Chart and figure data:
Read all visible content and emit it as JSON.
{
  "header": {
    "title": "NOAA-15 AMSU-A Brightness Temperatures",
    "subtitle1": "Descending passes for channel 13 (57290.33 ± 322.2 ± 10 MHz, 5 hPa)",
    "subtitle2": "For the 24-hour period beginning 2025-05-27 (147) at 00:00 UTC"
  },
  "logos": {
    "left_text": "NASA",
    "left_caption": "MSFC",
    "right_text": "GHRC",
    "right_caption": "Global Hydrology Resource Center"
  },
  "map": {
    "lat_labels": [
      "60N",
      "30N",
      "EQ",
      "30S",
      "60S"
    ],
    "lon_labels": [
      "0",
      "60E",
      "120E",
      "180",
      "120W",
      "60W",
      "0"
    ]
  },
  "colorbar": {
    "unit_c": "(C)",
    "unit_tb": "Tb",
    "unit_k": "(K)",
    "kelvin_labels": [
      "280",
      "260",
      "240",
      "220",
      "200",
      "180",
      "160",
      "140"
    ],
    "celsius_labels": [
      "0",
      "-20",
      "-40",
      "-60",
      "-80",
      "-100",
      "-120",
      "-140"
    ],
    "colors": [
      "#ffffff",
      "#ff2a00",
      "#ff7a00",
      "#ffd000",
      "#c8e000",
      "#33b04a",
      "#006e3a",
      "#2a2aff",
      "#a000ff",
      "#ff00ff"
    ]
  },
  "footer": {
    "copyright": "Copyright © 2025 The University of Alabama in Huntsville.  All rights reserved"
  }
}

==

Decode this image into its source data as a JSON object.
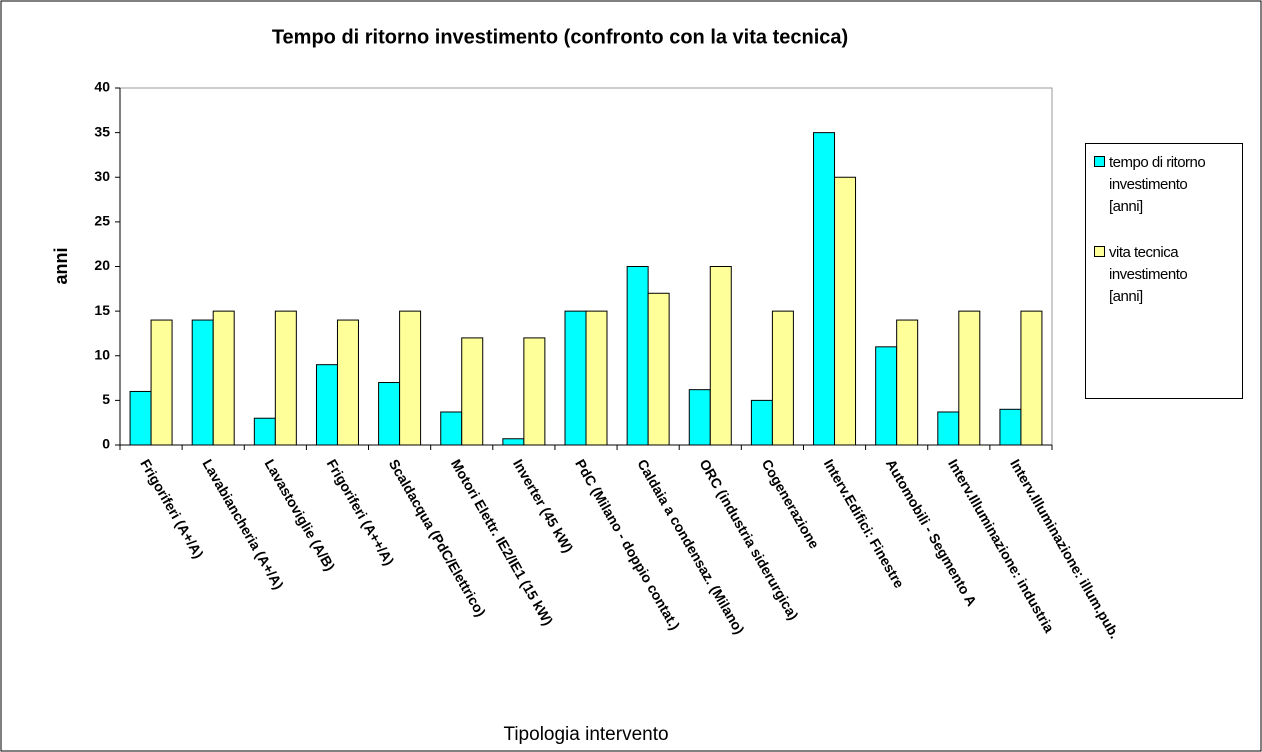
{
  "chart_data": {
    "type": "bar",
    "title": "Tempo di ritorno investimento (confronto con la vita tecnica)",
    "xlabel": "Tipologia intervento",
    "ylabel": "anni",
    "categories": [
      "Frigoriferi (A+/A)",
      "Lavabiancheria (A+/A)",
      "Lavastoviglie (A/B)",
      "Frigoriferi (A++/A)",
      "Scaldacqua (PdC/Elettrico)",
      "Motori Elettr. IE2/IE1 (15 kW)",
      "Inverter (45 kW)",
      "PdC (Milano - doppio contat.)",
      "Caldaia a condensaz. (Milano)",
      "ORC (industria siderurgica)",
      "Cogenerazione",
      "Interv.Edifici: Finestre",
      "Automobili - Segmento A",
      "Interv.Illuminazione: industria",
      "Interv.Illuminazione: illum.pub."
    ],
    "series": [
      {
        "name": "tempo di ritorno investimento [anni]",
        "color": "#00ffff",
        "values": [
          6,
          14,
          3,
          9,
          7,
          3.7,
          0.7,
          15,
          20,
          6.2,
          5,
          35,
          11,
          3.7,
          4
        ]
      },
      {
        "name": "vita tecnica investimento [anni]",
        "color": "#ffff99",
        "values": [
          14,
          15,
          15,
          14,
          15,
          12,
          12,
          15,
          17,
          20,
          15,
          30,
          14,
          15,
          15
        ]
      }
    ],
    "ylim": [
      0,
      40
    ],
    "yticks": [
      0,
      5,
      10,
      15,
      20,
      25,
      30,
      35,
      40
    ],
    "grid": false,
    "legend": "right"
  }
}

*PROBLEM TO SOLVE*:
Gather every line from the listing above in which "investimento" appears, and copy those lines.

*RESPONSE TO THE TASK*:
    "title": "Tempo di ritorno investimento (confronto con la vita tecnica)",
        "name": "tempo di ritorno investimento [anni]",
        "name": "vita tecnica investimento [anni]",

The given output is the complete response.